## Task to complete
State the number of lines, and only that number, in which the word "多謝多謝" appears.

Collection entries
— BEGIN —
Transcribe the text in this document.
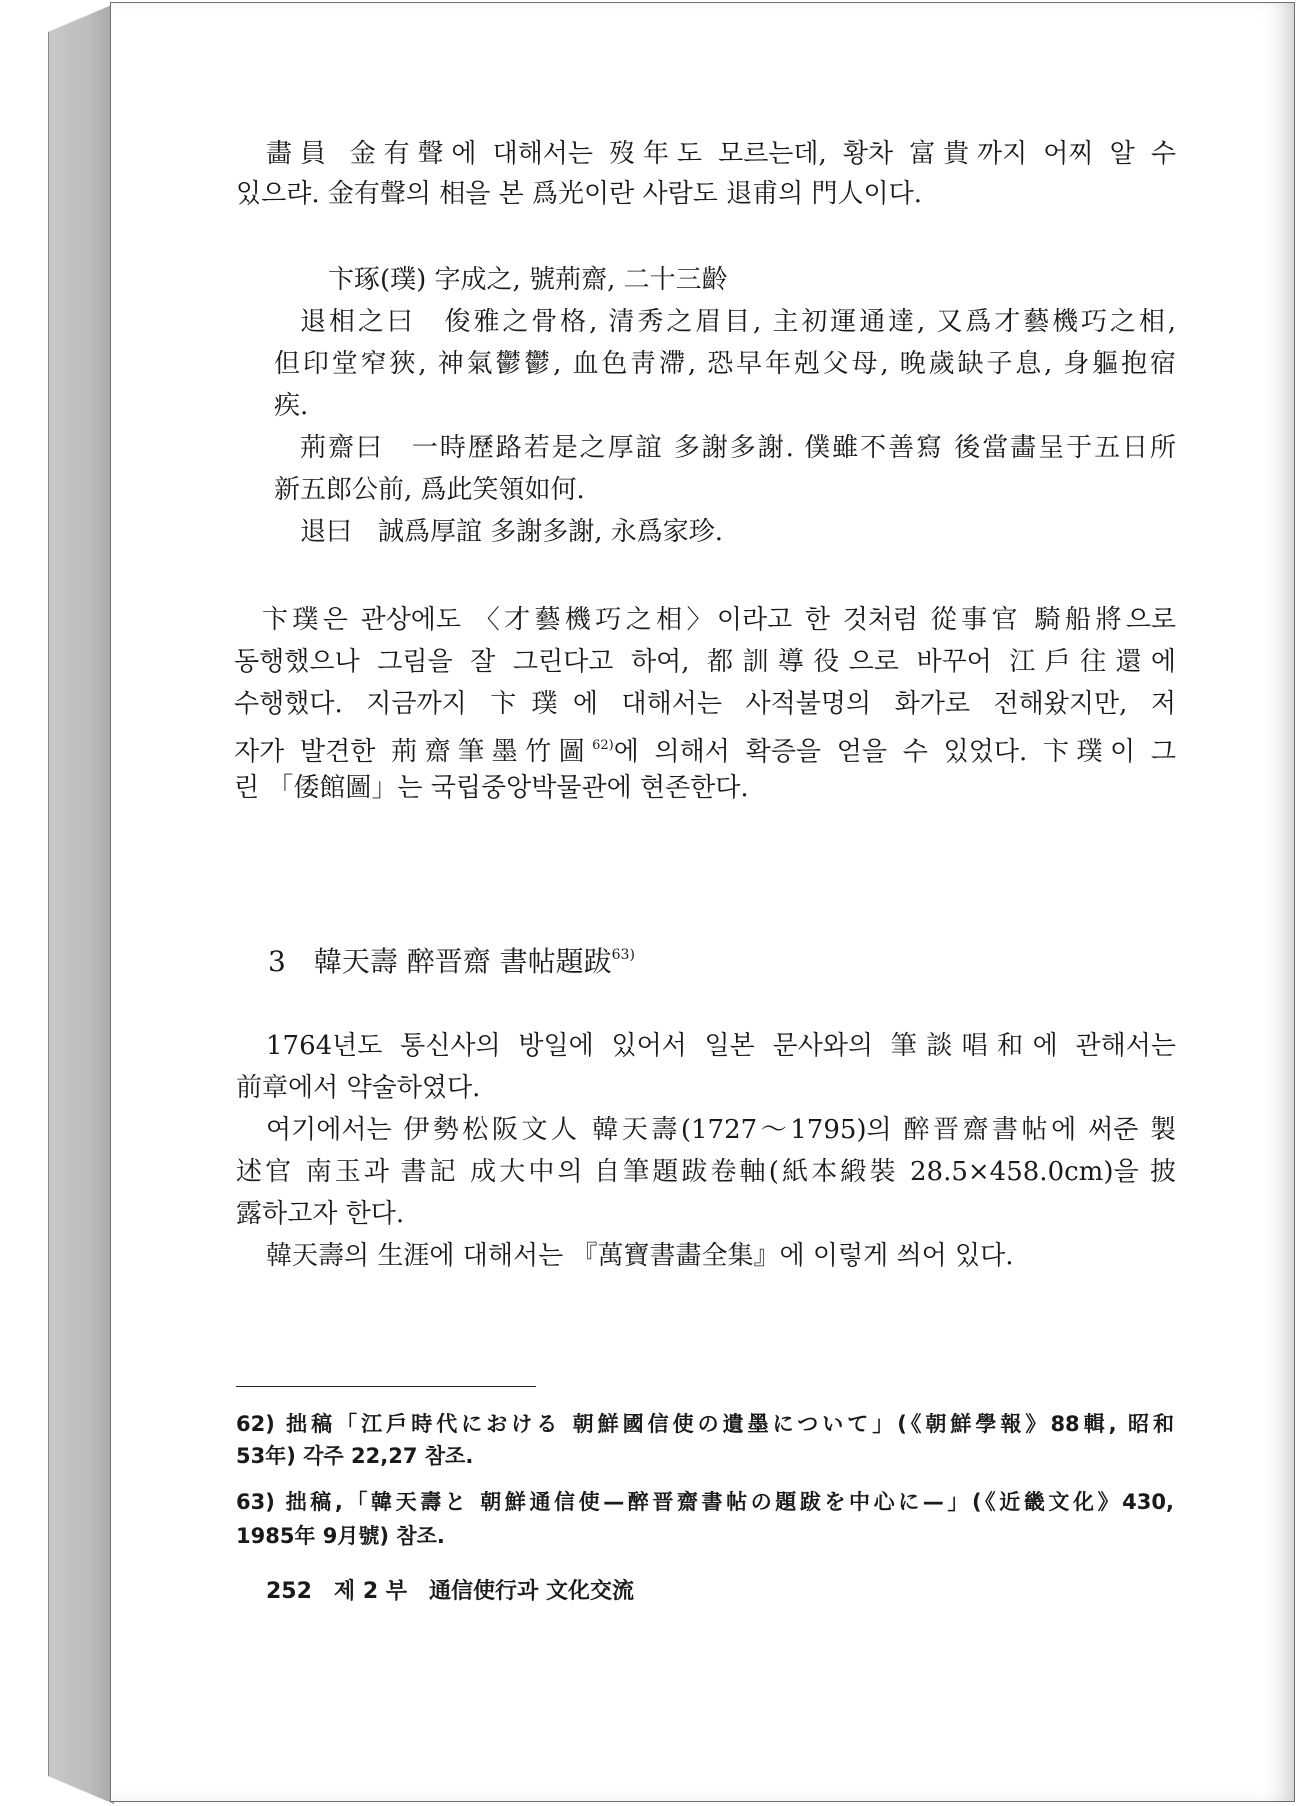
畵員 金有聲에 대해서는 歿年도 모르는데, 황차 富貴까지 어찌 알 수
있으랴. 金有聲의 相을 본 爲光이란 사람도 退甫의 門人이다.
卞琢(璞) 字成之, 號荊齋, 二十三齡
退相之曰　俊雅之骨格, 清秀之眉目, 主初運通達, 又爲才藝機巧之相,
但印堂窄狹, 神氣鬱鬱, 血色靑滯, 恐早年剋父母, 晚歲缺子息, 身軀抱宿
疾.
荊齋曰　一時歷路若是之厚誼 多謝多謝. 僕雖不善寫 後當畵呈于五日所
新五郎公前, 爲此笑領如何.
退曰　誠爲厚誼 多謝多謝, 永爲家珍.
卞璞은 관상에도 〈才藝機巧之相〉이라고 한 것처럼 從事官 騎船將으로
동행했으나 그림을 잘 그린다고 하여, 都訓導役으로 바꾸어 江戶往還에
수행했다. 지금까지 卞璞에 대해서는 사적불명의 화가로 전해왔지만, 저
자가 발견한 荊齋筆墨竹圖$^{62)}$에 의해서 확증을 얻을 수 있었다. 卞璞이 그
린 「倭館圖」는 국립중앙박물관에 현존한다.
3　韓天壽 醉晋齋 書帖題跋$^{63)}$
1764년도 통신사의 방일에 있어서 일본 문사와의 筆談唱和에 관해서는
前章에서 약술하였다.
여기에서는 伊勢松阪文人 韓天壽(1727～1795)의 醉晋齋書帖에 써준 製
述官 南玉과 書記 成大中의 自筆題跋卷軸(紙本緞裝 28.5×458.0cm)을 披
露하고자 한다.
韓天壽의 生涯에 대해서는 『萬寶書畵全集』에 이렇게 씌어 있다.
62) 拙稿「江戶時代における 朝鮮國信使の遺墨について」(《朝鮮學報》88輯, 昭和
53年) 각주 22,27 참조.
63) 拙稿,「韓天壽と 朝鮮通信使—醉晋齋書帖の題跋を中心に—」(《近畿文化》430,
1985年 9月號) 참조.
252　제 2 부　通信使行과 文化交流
— END —
— BEGIN —
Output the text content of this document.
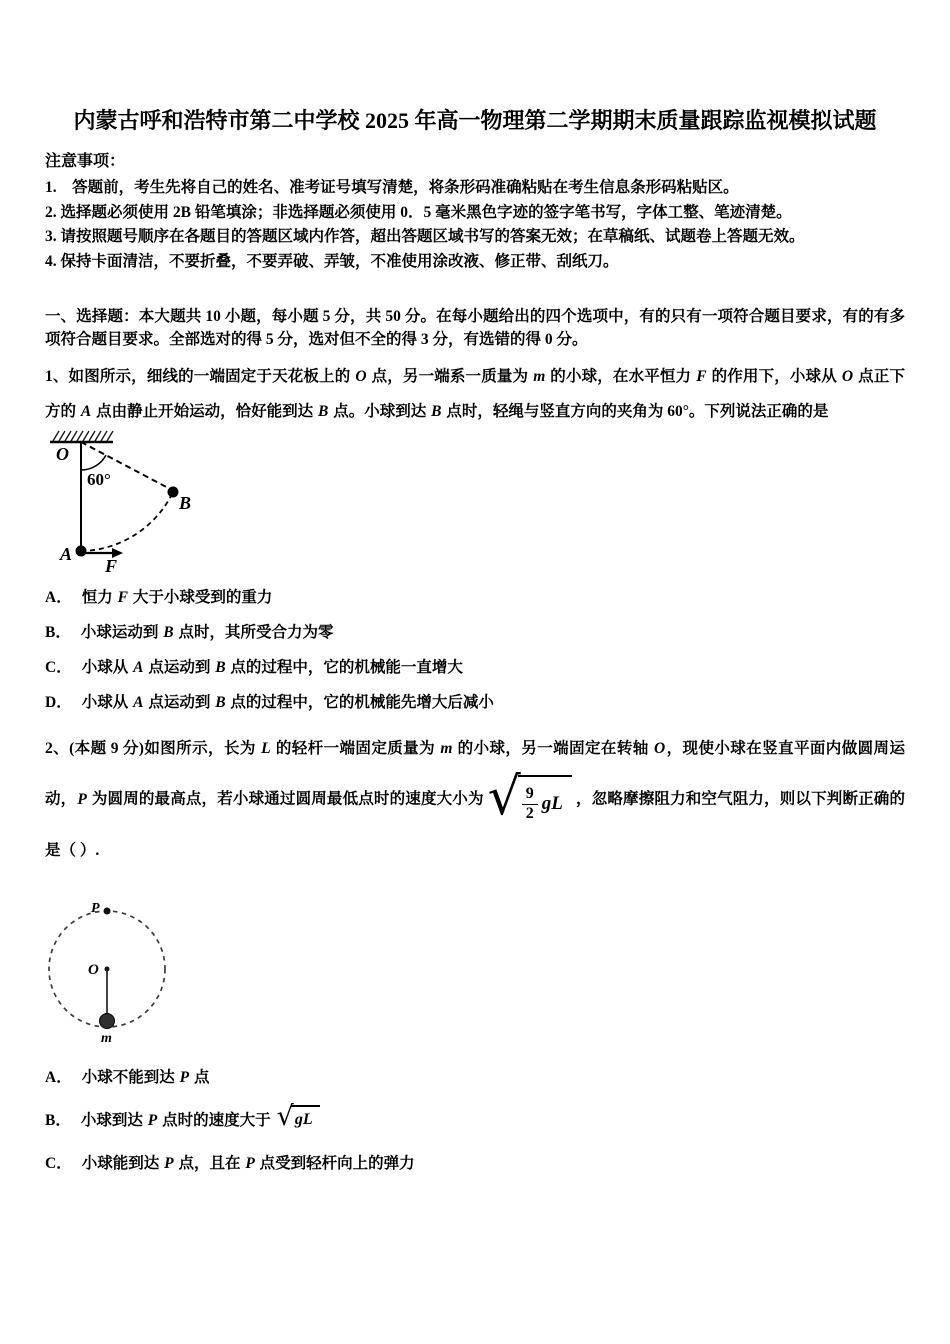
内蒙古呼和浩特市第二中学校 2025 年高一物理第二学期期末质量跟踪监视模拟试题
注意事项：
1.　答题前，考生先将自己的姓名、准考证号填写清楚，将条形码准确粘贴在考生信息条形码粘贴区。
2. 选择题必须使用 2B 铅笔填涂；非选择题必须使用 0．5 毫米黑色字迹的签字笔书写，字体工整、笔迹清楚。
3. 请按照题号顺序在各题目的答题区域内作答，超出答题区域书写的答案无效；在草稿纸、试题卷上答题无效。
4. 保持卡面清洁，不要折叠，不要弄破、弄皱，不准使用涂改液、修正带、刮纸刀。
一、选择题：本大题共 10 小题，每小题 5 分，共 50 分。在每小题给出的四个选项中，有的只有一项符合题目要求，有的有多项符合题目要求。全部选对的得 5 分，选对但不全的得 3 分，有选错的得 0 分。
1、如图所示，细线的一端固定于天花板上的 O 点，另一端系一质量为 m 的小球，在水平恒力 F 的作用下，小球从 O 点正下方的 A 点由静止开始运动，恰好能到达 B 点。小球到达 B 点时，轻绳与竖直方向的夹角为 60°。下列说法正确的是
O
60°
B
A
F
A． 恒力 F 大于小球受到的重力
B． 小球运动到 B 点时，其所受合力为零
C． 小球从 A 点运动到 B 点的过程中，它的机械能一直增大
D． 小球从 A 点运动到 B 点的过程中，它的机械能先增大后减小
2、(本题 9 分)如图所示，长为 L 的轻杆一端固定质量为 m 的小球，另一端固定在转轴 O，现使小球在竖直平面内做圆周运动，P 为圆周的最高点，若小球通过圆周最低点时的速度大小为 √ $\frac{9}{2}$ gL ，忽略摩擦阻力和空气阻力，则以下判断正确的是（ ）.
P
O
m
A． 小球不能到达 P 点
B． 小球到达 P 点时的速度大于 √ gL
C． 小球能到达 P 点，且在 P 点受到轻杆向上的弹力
— END —
— BEGIN —
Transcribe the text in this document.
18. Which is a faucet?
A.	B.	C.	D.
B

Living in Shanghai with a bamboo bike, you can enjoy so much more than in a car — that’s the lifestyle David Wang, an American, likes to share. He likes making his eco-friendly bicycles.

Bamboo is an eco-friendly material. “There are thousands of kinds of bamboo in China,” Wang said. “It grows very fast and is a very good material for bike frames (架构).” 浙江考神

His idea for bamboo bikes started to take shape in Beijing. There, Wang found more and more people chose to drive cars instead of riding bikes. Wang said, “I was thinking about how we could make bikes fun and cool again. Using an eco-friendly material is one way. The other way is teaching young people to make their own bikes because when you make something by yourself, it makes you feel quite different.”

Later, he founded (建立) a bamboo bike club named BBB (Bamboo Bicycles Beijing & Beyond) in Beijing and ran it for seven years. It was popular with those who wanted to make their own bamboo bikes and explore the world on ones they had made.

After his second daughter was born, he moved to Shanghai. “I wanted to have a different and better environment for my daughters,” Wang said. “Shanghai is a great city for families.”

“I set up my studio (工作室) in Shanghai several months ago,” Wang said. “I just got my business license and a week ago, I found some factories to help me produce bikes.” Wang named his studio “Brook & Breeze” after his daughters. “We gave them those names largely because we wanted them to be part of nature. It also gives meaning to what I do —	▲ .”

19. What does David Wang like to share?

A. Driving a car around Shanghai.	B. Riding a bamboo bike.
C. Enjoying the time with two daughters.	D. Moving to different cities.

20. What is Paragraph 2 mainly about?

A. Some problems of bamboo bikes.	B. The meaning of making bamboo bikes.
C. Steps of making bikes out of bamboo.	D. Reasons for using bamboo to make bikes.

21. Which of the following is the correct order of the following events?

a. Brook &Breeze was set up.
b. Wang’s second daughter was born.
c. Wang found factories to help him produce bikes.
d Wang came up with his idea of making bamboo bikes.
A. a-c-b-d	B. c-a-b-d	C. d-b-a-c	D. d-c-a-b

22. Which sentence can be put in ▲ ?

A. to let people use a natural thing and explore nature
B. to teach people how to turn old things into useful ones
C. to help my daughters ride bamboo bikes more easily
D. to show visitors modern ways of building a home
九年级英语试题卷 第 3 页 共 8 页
— END —
## Task response
2